** Start **

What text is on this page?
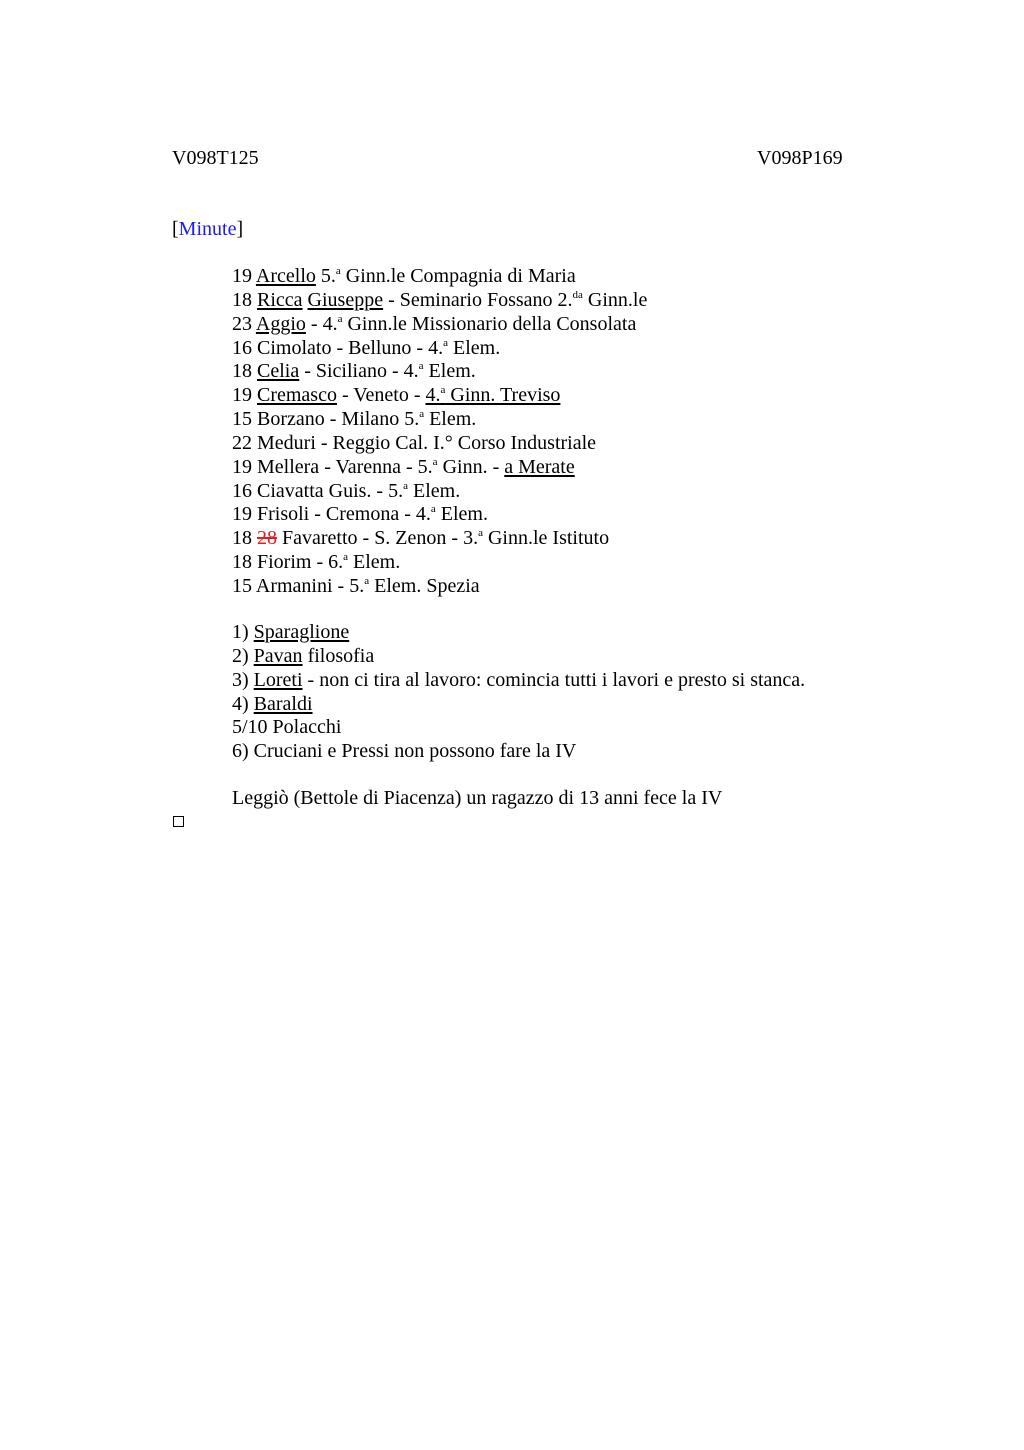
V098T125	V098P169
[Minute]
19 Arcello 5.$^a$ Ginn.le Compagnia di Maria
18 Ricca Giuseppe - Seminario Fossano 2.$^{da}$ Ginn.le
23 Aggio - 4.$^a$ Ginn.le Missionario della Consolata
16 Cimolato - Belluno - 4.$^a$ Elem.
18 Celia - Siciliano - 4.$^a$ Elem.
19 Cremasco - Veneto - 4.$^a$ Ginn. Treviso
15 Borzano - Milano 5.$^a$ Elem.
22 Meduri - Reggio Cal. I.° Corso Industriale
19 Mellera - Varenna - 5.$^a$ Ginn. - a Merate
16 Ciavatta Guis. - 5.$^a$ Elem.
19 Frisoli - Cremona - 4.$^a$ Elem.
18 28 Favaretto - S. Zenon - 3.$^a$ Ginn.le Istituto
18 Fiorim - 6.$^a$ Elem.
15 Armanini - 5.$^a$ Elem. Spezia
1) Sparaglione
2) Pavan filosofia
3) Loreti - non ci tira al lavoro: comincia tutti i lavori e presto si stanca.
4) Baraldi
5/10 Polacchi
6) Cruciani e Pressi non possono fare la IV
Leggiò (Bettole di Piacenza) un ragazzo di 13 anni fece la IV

** End **

Write out every record above exactly as it stands, but leave out the pictures.

FULL OUTPUT:
What text is on this page?
V098T125	V098P169
[Minute]
19 Arcello 5.$^a$ Ginn.le Compagnia di Maria
18 Ricca Giuseppe - Seminario Fossano 2.$^{da}$ Ginn.le
23 Aggio - 4.$^a$ Ginn.le Missionario della Consolata
16 Cimolato - Belluno - 4.$^a$ Elem.
18 Celia - Siciliano - 4.$^a$ Elem.
19 Cremasco - Veneto - 4.$^a$ Ginn. Treviso
15 Borzano - Milano 5.$^a$ Elem.
22 Meduri - Reggio Cal. I.° Corso Industriale
19 Mellera - Varenna - 5.$^a$ Ginn. - a Merate
16 Ciavatta Guis. - 5.$^a$ Elem.
19 Frisoli - Cremona - 4.$^a$ Elem.
18 28 Favaretto - S. Zenon - 3.$^a$ Ginn.le Istituto
18 Fiorim - 6.$^a$ Elem.
15 Armanini - 5.$^a$ Elem. Spezia
1) Sparaglione
2) Pavan filosofia
3) Loreti - non ci tira al lavoro: comincia tutti i lavori e presto si stanca.
4) Baraldi
5/10 Polacchi
6) Cruciani e Pressi non possono fare la IV
Leggiò (Bettole di Piacenza) un ragazzo di 13 anni fece la IV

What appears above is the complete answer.